*Challenge*. Each entry must appear again exactly as it does in the source.

*Exercise input*.

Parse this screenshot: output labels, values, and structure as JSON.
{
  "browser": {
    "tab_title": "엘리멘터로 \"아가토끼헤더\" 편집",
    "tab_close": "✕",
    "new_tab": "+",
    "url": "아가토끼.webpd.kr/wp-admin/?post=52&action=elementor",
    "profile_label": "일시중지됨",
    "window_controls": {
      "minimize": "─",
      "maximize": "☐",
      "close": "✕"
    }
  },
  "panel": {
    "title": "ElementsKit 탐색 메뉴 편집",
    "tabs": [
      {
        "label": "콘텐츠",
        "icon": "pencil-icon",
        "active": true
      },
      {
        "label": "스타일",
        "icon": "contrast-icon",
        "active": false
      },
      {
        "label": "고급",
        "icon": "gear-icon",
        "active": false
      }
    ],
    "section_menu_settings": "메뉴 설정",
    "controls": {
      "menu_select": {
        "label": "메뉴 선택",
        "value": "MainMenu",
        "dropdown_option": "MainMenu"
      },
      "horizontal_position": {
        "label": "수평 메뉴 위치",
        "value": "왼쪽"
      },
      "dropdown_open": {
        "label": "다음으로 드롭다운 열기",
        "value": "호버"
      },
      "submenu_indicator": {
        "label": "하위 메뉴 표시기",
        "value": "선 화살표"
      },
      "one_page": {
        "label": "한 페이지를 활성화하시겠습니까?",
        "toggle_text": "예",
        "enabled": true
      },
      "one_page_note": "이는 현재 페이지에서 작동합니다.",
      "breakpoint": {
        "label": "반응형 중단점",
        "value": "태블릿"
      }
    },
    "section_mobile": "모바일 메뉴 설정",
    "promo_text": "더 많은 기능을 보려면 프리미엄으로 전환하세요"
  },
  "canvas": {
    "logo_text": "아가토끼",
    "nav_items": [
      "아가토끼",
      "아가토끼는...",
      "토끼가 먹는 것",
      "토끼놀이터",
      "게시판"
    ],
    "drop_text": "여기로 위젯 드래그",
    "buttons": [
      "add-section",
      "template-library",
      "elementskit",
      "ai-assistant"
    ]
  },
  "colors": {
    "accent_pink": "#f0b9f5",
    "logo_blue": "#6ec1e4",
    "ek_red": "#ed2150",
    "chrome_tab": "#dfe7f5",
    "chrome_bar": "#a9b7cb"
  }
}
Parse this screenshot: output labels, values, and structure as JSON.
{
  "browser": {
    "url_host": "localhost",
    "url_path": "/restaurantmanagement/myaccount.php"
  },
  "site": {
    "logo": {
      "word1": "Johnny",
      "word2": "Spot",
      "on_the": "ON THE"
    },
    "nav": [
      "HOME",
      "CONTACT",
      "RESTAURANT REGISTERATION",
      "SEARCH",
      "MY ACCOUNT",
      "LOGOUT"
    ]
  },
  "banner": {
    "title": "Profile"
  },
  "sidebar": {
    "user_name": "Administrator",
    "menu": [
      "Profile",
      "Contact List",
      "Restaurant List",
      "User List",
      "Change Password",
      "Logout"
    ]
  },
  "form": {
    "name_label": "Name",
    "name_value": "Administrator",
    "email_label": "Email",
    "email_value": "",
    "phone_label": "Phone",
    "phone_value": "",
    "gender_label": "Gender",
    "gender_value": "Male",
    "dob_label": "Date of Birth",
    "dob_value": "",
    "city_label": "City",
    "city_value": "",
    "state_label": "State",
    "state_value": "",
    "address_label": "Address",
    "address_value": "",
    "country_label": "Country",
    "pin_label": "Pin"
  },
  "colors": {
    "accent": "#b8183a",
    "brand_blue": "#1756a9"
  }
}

*Right answer*.
Parse this screenshot: output labels, values, and structure as JSON.
{
  "browser": {
    "tab_title": "엘리멘터로 \"아가토끼헤더\" 편집",
    "tab_close": "✕",
    "new_tab": "+",
    "url": "아가토끼.webpd.kr/wp-admin/?post=52&action=elementor",
    "profile_label": "일시중지됨",
    "window_controls": {
      "minimize": "─",
      "maximize": "☐",
      "close": "✕"
    }
  },
  "panel": {
    "title": "ElementsKit 탐색 메뉴 편집",
    "tabs": [
      {
        "label": "콘텐츠",
        "icon": "pencil-icon",
        "active": true
      },
      {
        "label": "스타일",
        "icon": "contrast-icon",
        "active": false
      },
      {
        "label": "고급",
        "icon": "gear-icon",
        "active": false
      }
    ],
    "section_menu_settings": "메뉴 설정",
    "controls": {
      "menu_select": {
        "label": "메뉴 선택",
        "value": "MainMenu",
        "dropdown_option": "MainMenu"
      },
      "horizontal_position": {
        "label": "수평 메뉴 위치",
        "value": "왼쪽"
      },
      "dropdown_open": {
        "label": "다음으로 드롭다운 열기",
        "value": "호버"
      },
      "submenu_indicator": {
        "label": "하위 메뉴 표시기",
        "value": "선 화살표"
      },
      "one_page": {
        "label": "한 페이지를 활성화하시겠습니까?",
        "toggle_text": "예",
        "enabled": true
      },
      "one_page_note": "이는 현재 페이지에서 작동합니다.",
      "breakpoint": {
        "label": "반응형 중단점",
        "value": "태블릿"
      }
    },
    "section_mobile": "모바일 메뉴 설정",
    "promo_text": "더 많은 기능을 보려면 프리미엄으로 전환하세요"
  },
  "canvas": {
    "logo_text": "아가토끼",
    "nav_items": [
      "아가토끼",
      "아가토끼는...",
      "토끼가 먹는 것",
      "토끼놀이터",
      "게시판"
    ],
    "drop_text": "여기로 위젯 드래그",
    "buttons": [
      "add-section",
      "template-library",
      "elementskit",
      "ai-assistant"
    ]
  },
  "colors": {
    "accent_pink": "#f0b9f5",
    "logo_blue": "#6ec1e4",
    "ek_red": "#ed2150",
    "chrome_tab": "#dfe7f5",
    "chrome_bar": "#a9b7cb"
  }
}
Parse this screenshot: output labels, values, and structure as JSON.
{
  "browser": {
    "url_host": "localhost",
    "url_path": "/restaurantmanagement/myaccount.php"
  },
  "site": {
    "logo": {
      "word1": "Johnny",
      "word2": "Spot",
      "on_the": "ON THE"
    },
    "nav": [
      "HOME",
      "CONTACT",
      "RESTAURANT REGISTERATION",
      "SEARCH",
      "MY ACCOUNT",
      "LOGOUT"
    ]
  },
  "banner": {
    "title": "Profile"
  },
  "sidebar": {
    "user_name": "Administrator",
    "menu": [
      "Profile",
      "Contact List",
      "Restaurant List",
      "User List",
      "Change Password",
      "Logout"
    ]
  },
  "form": {
    "name_label": "Name",
    "name_value": "Administrator",
    "email_label": "Email",
    "email_value": "",
    "phone_label": "Phone",
    "phone_value": "",
    "gender_label": "Gender",
    "gender_value": "Male",
    "dob_label": "Date of Birth",
    "dob_value": "",
    "city_label": "City",
    "city_value": "",
    "state_label": "State",
    "state_value": "",
    "address_label": "Address",
    "address_value": "",
    "country_label": "Country",
    "pin_label": "Pin"
  },
  "colors": {
    "accent": "#b8183a",
    "brand_blue": "#1756a9"
  }
}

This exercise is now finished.